Stored records:
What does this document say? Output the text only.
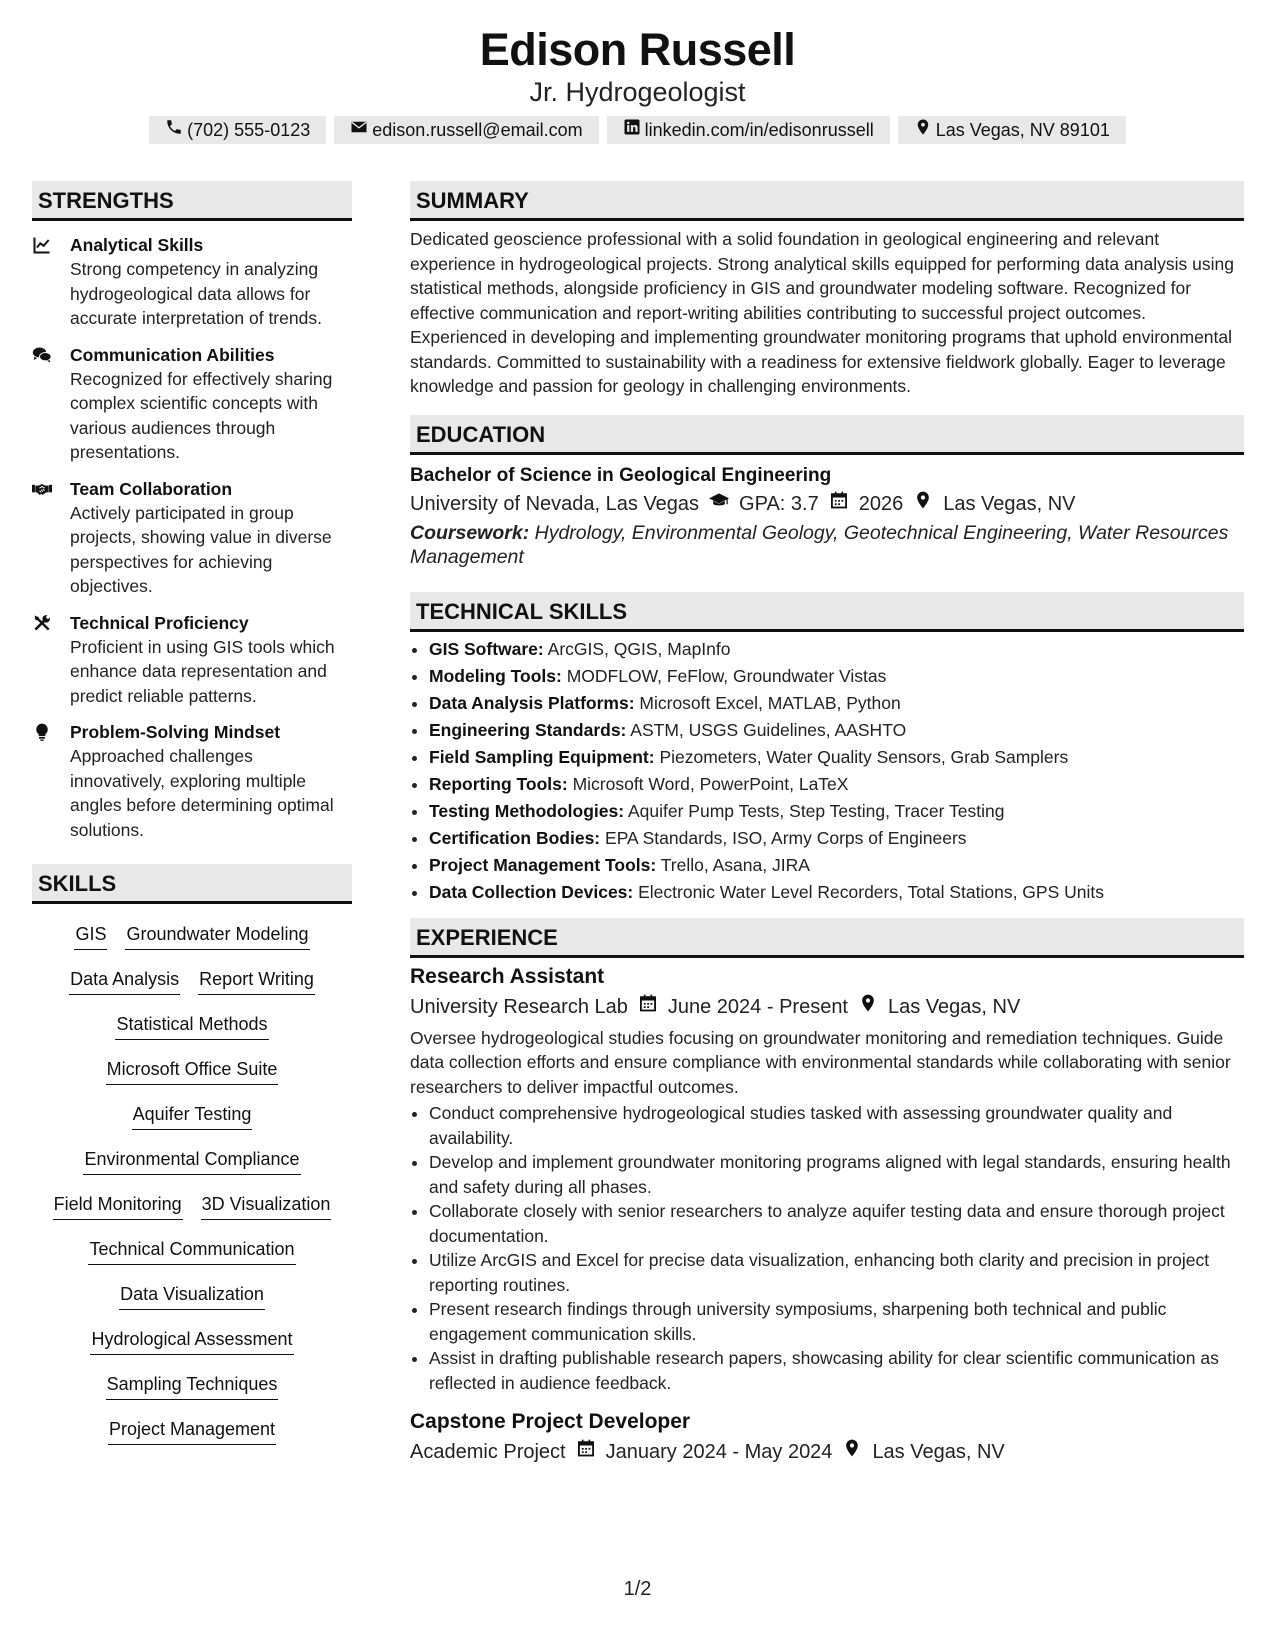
Edison Russell
Jr. Hydrogeologist
(702) 555-0123	edison.russell@email.com	linkedin.com/in/edisonrussell	Las Vegas, NV 89101
STRENGTHS
Analytical Skills
Strong competency in analyzing hydrogeological data allows for accurate interpretation of trends.
Communication Abilities
Recognized for effectively sharing complex scientific concepts with various audiences through presentations.
Team Collaboration
Actively participated in group projects, showing value in diverse perspectives for achieving objectives.
Technical Proficiency
Proficient in using GIS tools which enhance data representation and predict reliable patterns.
Problem-Solving Mindset
Approached challenges innovatively, exploring multiple angles before determining optimal solutions.
SKILLS
GIS Groundwater Modeling
Data Analysis Report Writing
Statistical Methods
Microsoft Office Suite
Aquifer Testing
Environmental Compliance
Field Monitoring 3D Visualization
Technical Communication
Data Visualization
Hydrological Assessment
Sampling Techniques
Project Management
SUMMARY
Dedicated geoscience professional with a solid foundation in geological engineering and relevant experience in hydrogeological projects. Strong analytical skills equipped for performing data analysis using statistical methods, alongside proficiency in GIS and groundwater modeling software. Recognized for effective communication and report-writing abilities contributing to successful project outcomes. Experienced in developing and implementing groundwater monitoring programs that uphold environmental standards. Committed to sustainability with a readiness for extensive fieldwork globally. Eager to leverage knowledge and passion for geology in challenging environments.
EDUCATION
Bachelor of Science in Geological Engineering
University of Nevada, Las Vegas GPA: 3.7 2026 Las Vegas, NV
Coursework: Hydrology, Environmental Geology, Geotechnical Engineering, Water Resources Management
TECHNICAL SKILLS
• GIS Software: ArcGIS, QGIS, MapInfo
• Modeling Tools: MODFLOW, FeFlow, Groundwater Vistas
• Data Analysis Platforms: Microsoft Excel, MATLAB, Python
• Engineering Standards: ASTM, USGS Guidelines, AASHTO
• Field Sampling Equipment: Piezometers, Water Quality Sensors, Grab Samplers
• Reporting Tools: Microsoft Word, PowerPoint, LaTeX
• Testing Methodologies: Aquifer Pump Tests, Step Testing, Tracer Testing
• Certification Bodies: EPA Standards, ISO, Army Corps of Engineers
• Project Management Tools: Trello, Asana, JIRA
• Data Collection Devices: Electronic Water Level Recorders, Total Stations, GPS Units
EXPERIENCE
Research Assistant
University Research Lab June 2024 - Present Las Vegas, NV
Oversee hydrogeological studies focusing on groundwater monitoring and remediation techniques. Guide data collection efforts and ensure compliance with environmental standards while collaborating with senior researchers to deliver impactful outcomes.
• Conduct comprehensive hydrogeological studies tasked with assessing groundwater quality and availability.
• Develop and implement groundwater monitoring programs aligned with legal standards, ensuring health and safety during all phases.
• Collaborate closely with senior researchers to analyze aquifer testing data and ensure thorough project documentation.
• Utilize ArcGIS and Excel for precise data visualization, enhancing both clarity and precision in project reporting routines.
• Present research findings through university symposiums, sharpening both technical and public engagement communication skills.
• Assist in drafting publishable research papers, showcasing ability for clear scientific communication as reflected in audience feedback.
Capstone Project Developer
Academic Project January 2024 - May 2024 Las Vegas, NV
1/2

_EXERCISE BRIEF_
Transcribe every entry above exactly. Omit all pictures.

_EXERCISE RESPONSE_
What does this document say? Output the text only.
Edison Russell
Jr. Hydrogeologist
(702) 555-0123	edison.russell@email.com	linkedin.com/in/edisonrussell	Las Vegas, NV 89101
STRENGTHS
Analytical Skills
Strong competency in analyzing hydrogeological data allows for accurate interpretation of trends.
Communication Abilities
Recognized for effectively sharing complex scientific concepts with various audiences through presentations.
Team Collaboration
Actively participated in group projects, showing value in diverse perspectives for achieving objectives.
Technical Proficiency
Proficient in using GIS tools which enhance data representation and predict reliable patterns.
Problem-Solving Mindset
Approached challenges innovatively, exploring multiple angles before determining optimal solutions.
SKILLS
GIS Groundwater Modeling
Data Analysis Report Writing
Statistical Methods
Microsoft Office Suite
Aquifer Testing
Environmental Compliance
Field Monitoring 3D Visualization
Technical Communication
Data Visualization
Hydrological Assessment
Sampling Techniques
Project Management
SUMMARY
Dedicated geoscience professional with a solid foundation in geological engineering and relevant experience in hydrogeological projects. Strong analytical skills equipped for performing data analysis using statistical methods, alongside proficiency in GIS and groundwater modeling software. Recognized for effective communication and report-writing abilities contributing to successful project outcomes. Experienced in developing and implementing groundwater monitoring programs that uphold environmental standards. Committed to sustainability with a readiness for extensive fieldwork globally. Eager to leverage knowledge and passion for geology in challenging environments.
EDUCATION
Bachelor of Science in Geological Engineering
University of Nevada, Las Vegas GPA: 3.7 2026 Las Vegas, NV
Coursework: Hydrology, Environmental Geology, Geotechnical Engineering, Water Resources Management
TECHNICAL SKILLS
• GIS Software: ArcGIS, QGIS, MapInfo
• Modeling Tools: MODFLOW, FeFlow, Groundwater Vistas
• Data Analysis Platforms: Microsoft Excel, MATLAB, Python
• Engineering Standards: ASTM, USGS Guidelines, AASHTO
• Field Sampling Equipment: Piezometers, Water Quality Sensors, Grab Samplers
• Reporting Tools: Microsoft Word, PowerPoint, LaTeX
• Testing Methodologies: Aquifer Pump Tests, Step Testing, Tracer Testing
• Certification Bodies: EPA Standards, ISO, Army Corps of Engineers
• Project Management Tools: Trello, Asana, JIRA
• Data Collection Devices: Electronic Water Level Recorders, Total Stations, GPS Units
EXPERIENCE
Research Assistant
University Research Lab June 2024 - Present Las Vegas, NV
Oversee hydrogeological studies focusing on groundwater monitoring and remediation techniques. Guide data collection efforts and ensure compliance with environmental standards while collaborating with senior researchers to deliver impactful outcomes.
• Conduct comprehensive hydrogeological studies tasked with assessing groundwater quality and availability.
• Develop and implement groundwater monitoring programs aligned with legal standards, ensuring health and safety during all phases.
• Collaborate closely with senior researchers to analyze aquifer testing data and ensure thorough project documentation.
• Utilize ArcGIS and Excel for precise data visualization, enhancing both clarity and precision in project reporting routines.
• Present research findings through university symposiums, sharpening both technical and public engagement communication skills.
• Assist in drafting publishable research papers, showcasing ability for clear scientific communication as reflected in audience feedback.
Capstone Project Developer
Academic Project January 2024 - May 2024 Las Vegas, NV
1/2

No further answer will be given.